• **Your objective**: Quote every line of the material beneath this one.

• **Records**:
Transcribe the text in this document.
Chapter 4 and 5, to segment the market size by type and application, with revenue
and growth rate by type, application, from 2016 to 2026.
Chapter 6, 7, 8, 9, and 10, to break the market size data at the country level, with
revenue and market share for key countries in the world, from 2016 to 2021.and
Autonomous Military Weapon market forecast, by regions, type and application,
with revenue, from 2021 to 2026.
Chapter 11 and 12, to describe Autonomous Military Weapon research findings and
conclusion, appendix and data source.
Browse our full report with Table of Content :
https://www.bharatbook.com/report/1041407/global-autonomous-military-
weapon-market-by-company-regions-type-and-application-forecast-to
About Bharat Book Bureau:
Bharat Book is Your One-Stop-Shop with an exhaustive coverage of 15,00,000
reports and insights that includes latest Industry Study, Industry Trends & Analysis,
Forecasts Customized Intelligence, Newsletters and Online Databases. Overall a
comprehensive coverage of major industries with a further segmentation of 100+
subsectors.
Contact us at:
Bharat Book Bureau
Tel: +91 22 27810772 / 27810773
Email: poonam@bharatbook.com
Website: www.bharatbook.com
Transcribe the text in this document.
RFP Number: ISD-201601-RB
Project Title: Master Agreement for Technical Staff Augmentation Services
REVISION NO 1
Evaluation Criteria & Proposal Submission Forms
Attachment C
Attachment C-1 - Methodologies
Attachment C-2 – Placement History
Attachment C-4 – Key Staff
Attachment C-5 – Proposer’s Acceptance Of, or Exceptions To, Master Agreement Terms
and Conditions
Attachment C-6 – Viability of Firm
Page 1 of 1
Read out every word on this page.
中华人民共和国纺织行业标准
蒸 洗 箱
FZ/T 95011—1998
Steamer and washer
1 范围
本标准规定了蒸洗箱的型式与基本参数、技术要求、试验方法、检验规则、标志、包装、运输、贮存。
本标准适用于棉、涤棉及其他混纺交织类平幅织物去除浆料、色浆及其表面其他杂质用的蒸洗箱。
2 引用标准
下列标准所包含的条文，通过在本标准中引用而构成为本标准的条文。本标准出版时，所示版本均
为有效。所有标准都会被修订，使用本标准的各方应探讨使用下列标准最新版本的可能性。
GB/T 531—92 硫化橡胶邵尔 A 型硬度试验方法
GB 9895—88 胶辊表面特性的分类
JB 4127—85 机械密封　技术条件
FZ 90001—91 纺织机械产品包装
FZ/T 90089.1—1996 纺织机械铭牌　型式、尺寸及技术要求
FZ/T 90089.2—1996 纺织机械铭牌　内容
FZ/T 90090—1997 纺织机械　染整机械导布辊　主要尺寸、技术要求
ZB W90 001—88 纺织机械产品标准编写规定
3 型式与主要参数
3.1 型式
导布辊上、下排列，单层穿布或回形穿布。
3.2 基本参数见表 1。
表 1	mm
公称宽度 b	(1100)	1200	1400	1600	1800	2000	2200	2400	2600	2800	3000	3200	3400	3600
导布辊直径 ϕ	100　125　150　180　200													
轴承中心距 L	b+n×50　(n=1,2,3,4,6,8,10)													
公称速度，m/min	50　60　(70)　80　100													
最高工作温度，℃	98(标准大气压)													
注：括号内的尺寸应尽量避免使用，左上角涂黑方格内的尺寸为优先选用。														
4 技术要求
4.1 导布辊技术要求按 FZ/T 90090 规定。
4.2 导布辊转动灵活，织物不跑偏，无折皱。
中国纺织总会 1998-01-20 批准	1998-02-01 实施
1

• **Written solution**:
Transcribe the text in this document.
Chapter 4 and 5, to segment the market size by type and application, with revenue
and growth rate by type, application, from 2016 to 2026.
Chapter 6, 7, 8, 9, and 10, to break the market size data at the country level, with
revenue and market share for key countries in the world, from 2016 to 2021.and
Autonomous Military Weapon market forecast, by regions, type and application,
with revenue, from 2021 to 2026.
Chapter 11 and 12, to describe Autonomous Military Weapon research findings and
conclusion, appendix and data source.
Browse our full report with Table of Content :
https://www.bharatbook.com/report/1041407/global-autonomous-military-
weapon-market-by-company-regions-type-and-application-forecast-to
About Bharat Book Bureau:
Bharat Book is Your One-Stop-Shop with an exhaustive coverage of 15,00,000
reports and insights that includes latest Industry Study, Industry Trends & Analysis,
Forecasts Customized Intelligence, Newsletters and Online Databases. Overall a
comprehensive coverage of major industries with a further segmentation of 100+
subsectors.
Contact us at:
Bharat Book Bureau
Tel: +91 22 27810772 / 27810773
Email: poonam@bharatbook.com
Website: www.bharatbook.com
Transcribe the text in this document.
RFP Number: ISD-201601-RB
Project Title: Master Agreement for Technical Staff Augmentation Services
REVISION NO 1
Evaluation Criteria & Proposal Submission Forms
Attachment C
Attachment C-1 - Methodologies
Attachment C-2 – Placement History
Attachment C-4 – Key Staff
Attachment C-5 – Proposer’s Acceptance Of, or Exceptions To, Master Agreement Terms
and Conditions
Attachment C-6 – Viability of Firm
Page 1 of 1
Read out every word on this page.
中华人民共和国纺织行业标准
蒸 洗 箱
FZ/T 95011—1998
Steamer and washer
1 范围
本标准规定了蒸洗箱的型式与基本参数、技术要求、试验方法、检验规则、标志、包装、运输、贮存。
本标准适用于棉、涤棉及其他混纺交织类平幅织物去除浆料、色浆及其表面其他杂质用的蒸洗箱。
2 引用标准
下列标准所包含的条文，通过在本标准中引用而构成为本标准的条文。本标准出版时，所示版本均
为有效。所有标准都会被修订，使用本标准的各方应探讨使用下列标准最新版本的可能性。
GB/T 531—92 硫化橡胶邵尔 A 型硬度试验方法
GB 9895—88 胶辊表面特性的分类
JB 4127—85 机械密封　技术条件
FZ 90001—91 纺织机械产品包装
FZ/T 90089.1—1996 纺织机械铭牌　型式、尺寸及技术要求
FZ/T 90089.2—1996 纺织机械铭牌　内容
FZ/T 90090—1997 纺织机械　染整机械导布辊　主要尺寸、技术要求
ZB W90 001—88 纺织机械产品标准编写规定
3 型式与主要参数
3.1 型式
导布辊上、下排列，单层穿布或回形穿布。
3.2 基本参数见表 1。
表 1	mm
公称宽度 b	(1100)	1200	1400	1600	1800	2000	2200	2400	2600	2800	3000	3200	3400	3600
导布辊直径 ϕ	100　125　150　180　200													
轴承中心距 L	b+n×50　(n=1,2,3,4,6,8,10)													
公称速度，m/min	50　60　(70)　80　100													
最高工作温度，℃	98(标准大气压)													
注：括号内的尺寸应尽量避免使用，左上角涂黑方格内的尺寸为优先选用。														
4 技术要求
4.1 导布辊技术要求按 FZ/T 90090 规定。
4.2 导布辊转动灵活，织物不跑偏，无折皱。
中国纺织总会 1998-01-20 批准	1998-02-01 实施
1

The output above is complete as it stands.